■ DIRECTION
Search the data below for the word "Lives" and copy each line that holds it.
== EXTRACTED ENTRIES ==
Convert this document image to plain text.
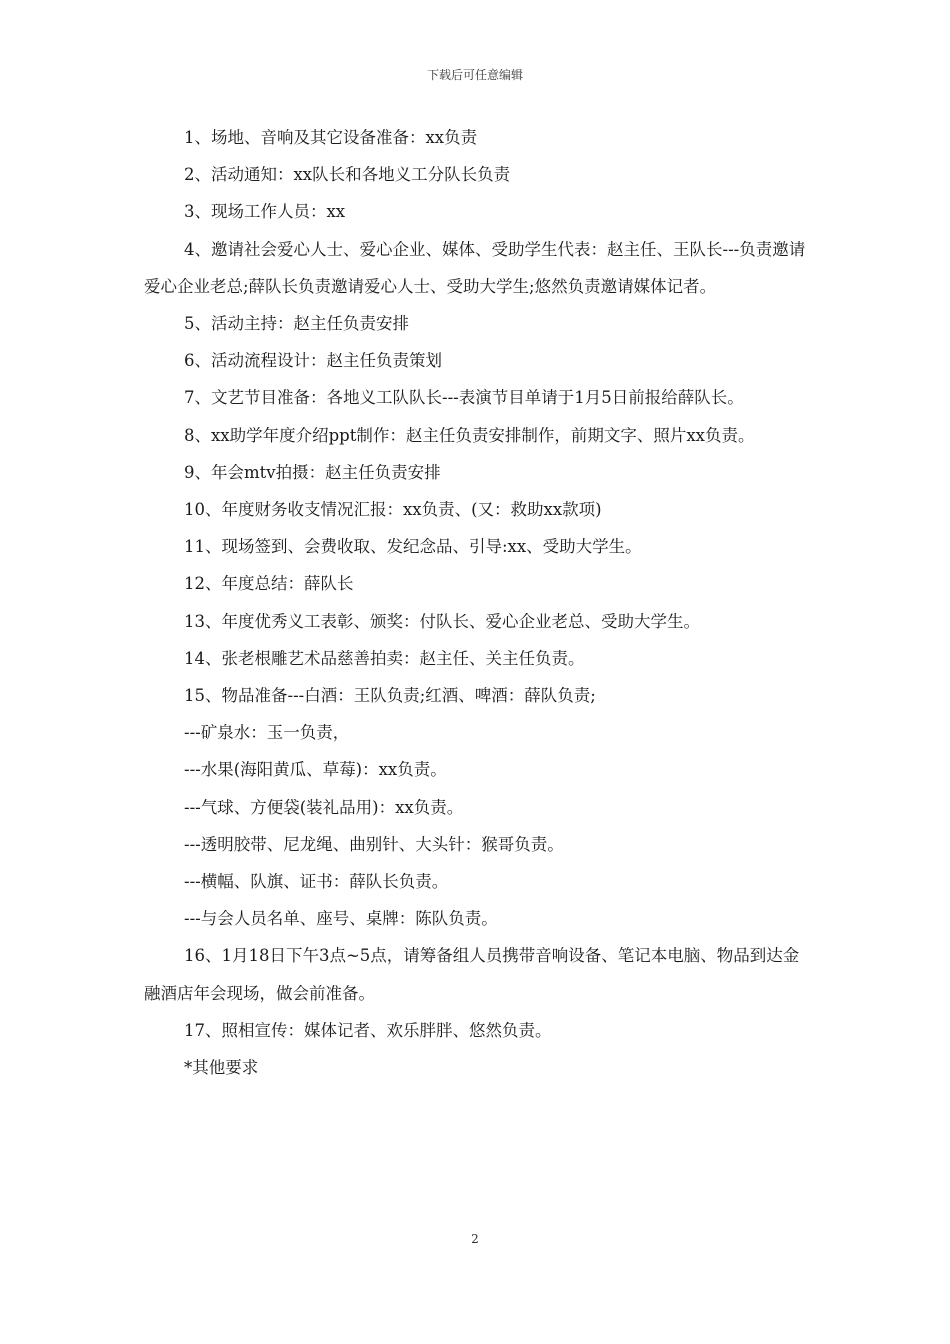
下载后可任意编辑

1、场地、音响及其它设备准备：xx负责

2、活动通知：xx队长和各地义工分队长负责

3、现场工作人员：xx

4、邀请社会爱心人士、爱心企业、媒体、受助学生代表：赵主任、王队长---负责邀请爱心企业老总;薛队长负责邀请爱心人士、受助大学生;悠然负责邀请媒体记者。

5、活动主持：赵主任负责安排

6、活动流程设计：赵主任负责策划

7、文艺节目准备：各地义工队队长---表演节目单请于1月5日前报给薛队长。

8、xx助学年度介绍ppt制作：赵主任负责安排制作，前期文字、照片xx负责。

9、年会mtv拍摄：赵主任负责安排

10、年度财务收支情况汇报：xx负责、(又：救助xx款项)

11、现场签到、会费收取、发纪念品、引导:xx、受助大学生。

12、年度总结：薛队长

13、年度优秀义工表彰、颁奖：付队长、爱心企业老总、受助大学生。

14、张老根雕艺术品慈善拍卖：赵主任、关主任负责。

15、物品准备---白酒：王队负责;红酒、啤酒：薛队负责;

---矿泉水：玉一负责，

---水果(海阳黄瓜、草莓)：xx负责。

---气球、方便袋(装礼品用)：xx负责。

---透明胶带、尼龙绳、曲别针、大头针：猴哥负责。

---横幅、队旗、证书：薛队长负责。

---与会人员名单、座号、桌牌：陈队负责。

16、1月18日下午3点~5点，请筹备组人员携带音响设备、笔记本电脑、物品到达金融酒店年会现场，做会前准备。

17、照相宣传：媒体记者、欢乐胖胖、悠然负责。

*其他要求

2
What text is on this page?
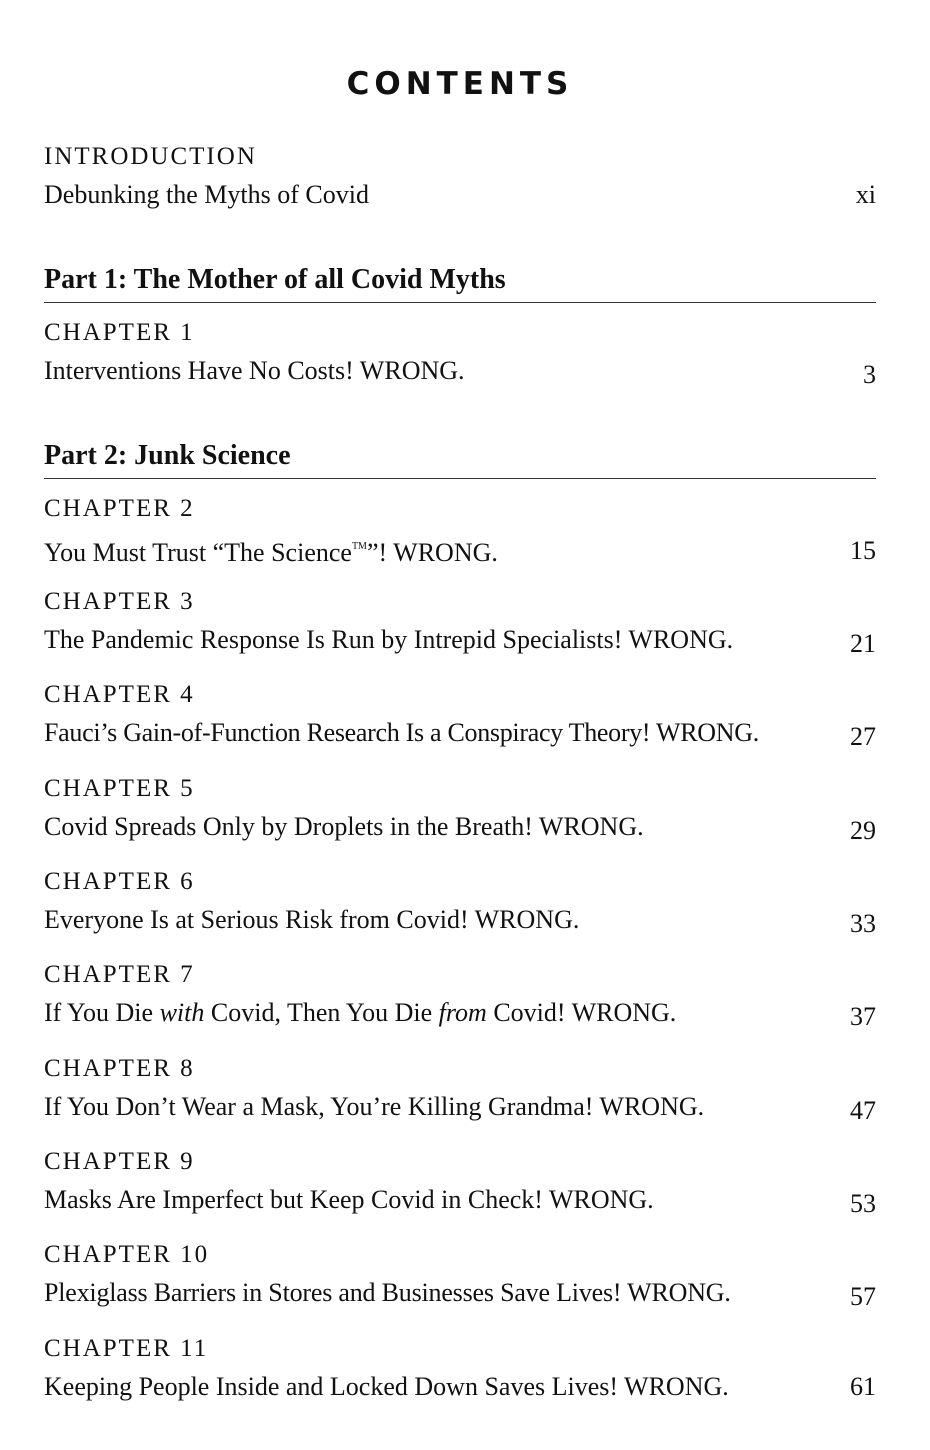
CONTENTS
INTRODUCTION
Debunking the Myths of Covid	xi
Part 1: The Mother of all Covid Myths
CHAPTER 1
Interventions Have No Costs! WRONG.	3
Part 2: Junk Science
CHAPTER 2
You Must Trust “The Science™”! WRONG.	15
CHAPTER 3
The Pandemic Response Is Run by Intrepid Specialists! WRONG.	21
CHAPTER 4
Fauci’s Gain-of-Function Research Is a Conspiracy Theory! WRONG.	27
CHAPTER 5
Covid Spreads Only by Droplets in the Breath! WRONG.	29
CHAPTER 6
Everyone Is at Serious Risk from Covid! WRONG.	33
CHAPTER 7
If You Die with Covid, Then You Die from Covid! WRONG.	37
CHAPTER 8
If You Don’t Wear a Mask, You’re Killing Grandma! WRONG.	47
CHAPTER 9
Masks Are Imperfect but Keep Covid in Check! WRONG.	53
CHAPTER 10
Plexiglass Barriers in Stores and Businesses Save Lives! WRONG.	57
CHAPTER 11
Keeping People Inside and Locked Down Saves Lives! WRONG.	61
===
■ PROBLEM SOLUTION
Plexiglass Barriers in Stores and Businesses Save Lives! WRONG.	57
Keeping People Inside and Locked Down Saves Lives! WRONG.	61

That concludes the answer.